▸ Required work:
Will you write out all the entries below exactly?

[Stored records]
--*--

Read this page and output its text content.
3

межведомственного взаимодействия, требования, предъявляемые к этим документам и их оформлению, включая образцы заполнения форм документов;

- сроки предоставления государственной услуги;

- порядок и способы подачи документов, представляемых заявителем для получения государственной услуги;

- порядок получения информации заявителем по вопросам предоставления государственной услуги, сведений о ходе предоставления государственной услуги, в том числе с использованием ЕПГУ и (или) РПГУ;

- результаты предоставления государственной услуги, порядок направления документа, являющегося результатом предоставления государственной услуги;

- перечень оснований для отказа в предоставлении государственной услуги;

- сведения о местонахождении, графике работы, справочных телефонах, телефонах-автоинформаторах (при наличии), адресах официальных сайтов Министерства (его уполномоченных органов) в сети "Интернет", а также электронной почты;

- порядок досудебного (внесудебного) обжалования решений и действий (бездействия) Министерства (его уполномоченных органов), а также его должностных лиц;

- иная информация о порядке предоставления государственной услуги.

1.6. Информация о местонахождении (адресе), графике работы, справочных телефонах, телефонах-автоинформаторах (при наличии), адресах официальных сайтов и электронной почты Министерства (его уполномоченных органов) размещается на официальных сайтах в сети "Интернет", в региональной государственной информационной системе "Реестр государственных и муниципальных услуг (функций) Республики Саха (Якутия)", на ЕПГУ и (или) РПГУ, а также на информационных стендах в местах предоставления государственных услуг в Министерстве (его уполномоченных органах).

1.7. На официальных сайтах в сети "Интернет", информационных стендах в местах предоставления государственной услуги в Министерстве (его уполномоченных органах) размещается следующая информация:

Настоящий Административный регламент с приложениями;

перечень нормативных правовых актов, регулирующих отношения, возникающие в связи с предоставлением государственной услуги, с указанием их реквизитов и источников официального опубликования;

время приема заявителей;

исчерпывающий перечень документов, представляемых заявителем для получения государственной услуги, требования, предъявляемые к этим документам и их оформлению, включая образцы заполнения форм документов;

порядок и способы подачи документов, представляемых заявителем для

--*--

▸ Solution for this task:
Read this page and output its text content.
3

межведомственного взаимодействия, требования, предъявляемые к этим документам и их оформлению, включая образцы заполнения форм документов;

- сроки предоставления государственной услуги;

- порядок и способы подачи документов, представляемых заявителем для получения государственной услуги;

- порядок получения информации заявителем по вопросам предоставления государственной услуги, сведений о ходе предоставления государственной услуги, в том числе с использованием ЕПГУ и (или) РПГУ;

- результаты предоставления государственной услуги, порядок направления документа, являющегося результатом предоставления государственной услуги;

- перечень оснований для отказа в предоставлении государственной услуги;

- сведения о местонахождении, графике работы, справочных телефонах, телефонах-автоинформаторах (при наличии), адресах официальных сайтов Министерства (его уполномоченных органов) в сети "Интернет", а также электронной почты;

- порядок досудебного (внесудебного) обжалования решений и действий (бездействия) Министерства (его уполномоченных органов), а также его должностных лиц;

- иная информация о порядке предоставления государственной услуги.

1.6. Информация о местонахождении (адресе), графике работы, справочных телефонах, телефонах-автоинформаторах (при наличии), адресах официальных сайтов и электронной почты Министерства (его уполномоченных органов) размещается на официальных сайтах в сети "Интернет", в региональной государственной информационной системе "Реестр государственных и муниципальных услуг (функций) Республики Саха (Якутия)", на ЕПГУ и (или) РПГУ, а также на информационных стендах в местах предоставления государственных услуг в Министерстве (его уполномоченных органах).

1.7. На официальных сайтах в сети "Интернет", информационных стендах в местах предоставления государственной услуги в Министерстве (его уполномоченных органах) размещается следующая информация:

Настоящий Административный регламент с приложениями;

перечень нормативных правовых актов, регулирующих отношения, возникающие в связи с предоставлением государственной услуги, с указанием их реквизитов и источников официального опубликования;

время приема заявителей;

исчерпывающий перечень документов, представляемых заявителем для получения государственной услуги, требования, предъявляемые к этим документам и их оформлению, включая образцы заполнения форм документов;

порядок и способы подачи документов, представляемых заявителем для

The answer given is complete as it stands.